TO DO -> Which lines of the records contain "Cents"? Collect every one of them.

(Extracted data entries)

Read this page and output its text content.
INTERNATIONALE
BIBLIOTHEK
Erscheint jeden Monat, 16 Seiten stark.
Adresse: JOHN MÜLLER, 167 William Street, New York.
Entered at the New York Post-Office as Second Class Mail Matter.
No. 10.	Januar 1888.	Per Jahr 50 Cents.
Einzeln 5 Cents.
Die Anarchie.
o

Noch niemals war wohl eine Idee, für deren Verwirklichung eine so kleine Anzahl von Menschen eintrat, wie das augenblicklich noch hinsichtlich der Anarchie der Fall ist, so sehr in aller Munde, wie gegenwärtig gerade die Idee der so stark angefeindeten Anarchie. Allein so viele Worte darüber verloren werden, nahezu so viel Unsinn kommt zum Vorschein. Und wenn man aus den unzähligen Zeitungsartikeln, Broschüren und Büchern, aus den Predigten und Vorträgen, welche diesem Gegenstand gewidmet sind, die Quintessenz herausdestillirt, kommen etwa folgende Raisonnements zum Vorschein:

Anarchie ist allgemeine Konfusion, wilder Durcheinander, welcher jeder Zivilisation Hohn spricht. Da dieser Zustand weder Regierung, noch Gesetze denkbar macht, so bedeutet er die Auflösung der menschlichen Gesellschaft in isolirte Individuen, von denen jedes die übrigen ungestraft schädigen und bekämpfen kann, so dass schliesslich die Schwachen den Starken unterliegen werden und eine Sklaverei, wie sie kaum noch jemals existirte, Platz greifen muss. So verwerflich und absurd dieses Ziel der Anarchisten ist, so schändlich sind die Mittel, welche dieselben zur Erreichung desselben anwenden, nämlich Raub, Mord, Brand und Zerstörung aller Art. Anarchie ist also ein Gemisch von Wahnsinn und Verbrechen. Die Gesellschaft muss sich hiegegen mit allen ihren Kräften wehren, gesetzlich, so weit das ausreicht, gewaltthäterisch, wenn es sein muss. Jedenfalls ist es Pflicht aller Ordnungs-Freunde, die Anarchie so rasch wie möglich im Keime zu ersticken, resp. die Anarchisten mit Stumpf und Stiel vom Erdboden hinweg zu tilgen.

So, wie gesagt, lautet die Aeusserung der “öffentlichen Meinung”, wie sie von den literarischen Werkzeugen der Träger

EXERCISE RESULT ->
No. 10.	Januar 1888.	Per Jahr 50 Cents.
Einzeln 5 Cents.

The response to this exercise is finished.